- **Dataset content**

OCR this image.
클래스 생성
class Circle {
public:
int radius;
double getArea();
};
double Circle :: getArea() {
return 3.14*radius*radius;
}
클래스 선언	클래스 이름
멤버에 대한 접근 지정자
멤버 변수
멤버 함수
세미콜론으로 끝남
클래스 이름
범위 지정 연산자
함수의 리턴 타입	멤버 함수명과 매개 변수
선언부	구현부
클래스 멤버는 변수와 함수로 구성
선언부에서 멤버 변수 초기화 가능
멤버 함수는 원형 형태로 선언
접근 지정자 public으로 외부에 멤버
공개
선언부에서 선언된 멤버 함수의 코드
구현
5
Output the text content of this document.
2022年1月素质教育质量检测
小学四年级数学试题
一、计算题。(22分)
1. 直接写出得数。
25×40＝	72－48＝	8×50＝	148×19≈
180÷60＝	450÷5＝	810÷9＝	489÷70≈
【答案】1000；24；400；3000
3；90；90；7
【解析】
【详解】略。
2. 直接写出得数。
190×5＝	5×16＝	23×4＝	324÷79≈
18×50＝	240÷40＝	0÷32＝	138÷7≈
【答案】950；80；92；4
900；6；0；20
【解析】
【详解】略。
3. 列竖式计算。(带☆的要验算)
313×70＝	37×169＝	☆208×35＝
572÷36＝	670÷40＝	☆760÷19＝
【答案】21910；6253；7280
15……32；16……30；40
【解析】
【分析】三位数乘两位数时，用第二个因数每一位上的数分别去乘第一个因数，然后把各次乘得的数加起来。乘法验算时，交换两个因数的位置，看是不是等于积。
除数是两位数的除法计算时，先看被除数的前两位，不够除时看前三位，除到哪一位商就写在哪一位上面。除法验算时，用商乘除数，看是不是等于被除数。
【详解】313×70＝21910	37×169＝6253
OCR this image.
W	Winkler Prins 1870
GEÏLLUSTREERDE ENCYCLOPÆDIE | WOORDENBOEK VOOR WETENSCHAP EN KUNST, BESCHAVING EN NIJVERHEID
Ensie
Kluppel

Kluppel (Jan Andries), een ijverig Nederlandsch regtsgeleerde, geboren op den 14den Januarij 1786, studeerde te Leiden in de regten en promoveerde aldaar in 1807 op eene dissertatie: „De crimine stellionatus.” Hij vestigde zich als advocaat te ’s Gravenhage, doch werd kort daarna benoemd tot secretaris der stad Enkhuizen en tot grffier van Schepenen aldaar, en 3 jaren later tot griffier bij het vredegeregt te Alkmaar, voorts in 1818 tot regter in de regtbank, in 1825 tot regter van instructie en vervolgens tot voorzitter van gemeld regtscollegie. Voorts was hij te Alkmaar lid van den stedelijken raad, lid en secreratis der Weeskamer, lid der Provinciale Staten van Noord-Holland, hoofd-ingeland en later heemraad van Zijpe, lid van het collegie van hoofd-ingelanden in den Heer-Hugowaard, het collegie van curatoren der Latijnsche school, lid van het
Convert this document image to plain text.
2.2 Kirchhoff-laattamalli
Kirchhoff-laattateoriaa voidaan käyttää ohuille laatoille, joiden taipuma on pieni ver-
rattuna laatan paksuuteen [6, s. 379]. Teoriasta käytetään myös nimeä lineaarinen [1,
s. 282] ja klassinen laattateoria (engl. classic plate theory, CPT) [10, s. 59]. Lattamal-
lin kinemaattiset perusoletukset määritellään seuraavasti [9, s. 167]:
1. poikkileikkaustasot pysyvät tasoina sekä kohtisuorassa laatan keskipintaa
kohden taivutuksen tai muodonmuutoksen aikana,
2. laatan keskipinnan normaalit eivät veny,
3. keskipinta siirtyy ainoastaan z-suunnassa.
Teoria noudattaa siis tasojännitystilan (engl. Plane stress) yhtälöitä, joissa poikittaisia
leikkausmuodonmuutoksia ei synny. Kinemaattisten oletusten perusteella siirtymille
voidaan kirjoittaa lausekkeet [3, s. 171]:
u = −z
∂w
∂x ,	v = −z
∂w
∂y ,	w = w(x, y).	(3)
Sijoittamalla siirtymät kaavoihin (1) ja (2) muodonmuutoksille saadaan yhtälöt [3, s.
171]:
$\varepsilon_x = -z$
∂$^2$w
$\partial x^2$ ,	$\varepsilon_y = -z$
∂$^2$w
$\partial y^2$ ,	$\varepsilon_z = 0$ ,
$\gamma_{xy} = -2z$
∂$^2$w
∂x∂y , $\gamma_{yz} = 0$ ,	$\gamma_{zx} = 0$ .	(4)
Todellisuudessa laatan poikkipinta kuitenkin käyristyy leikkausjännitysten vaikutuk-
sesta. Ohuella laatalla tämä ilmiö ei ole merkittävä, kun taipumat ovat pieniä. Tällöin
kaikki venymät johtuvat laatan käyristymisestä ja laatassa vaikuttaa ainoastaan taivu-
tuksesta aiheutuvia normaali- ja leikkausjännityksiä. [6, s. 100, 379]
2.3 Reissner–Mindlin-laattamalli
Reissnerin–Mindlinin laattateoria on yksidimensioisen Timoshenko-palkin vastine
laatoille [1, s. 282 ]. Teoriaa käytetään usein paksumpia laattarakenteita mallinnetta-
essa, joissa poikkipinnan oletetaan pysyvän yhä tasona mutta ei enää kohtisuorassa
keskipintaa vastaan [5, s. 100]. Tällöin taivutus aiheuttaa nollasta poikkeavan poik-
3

- **Description of the task**
Of all the lines above, how many contain "document"? Give the number and nothing more.

- **Correct answer**
2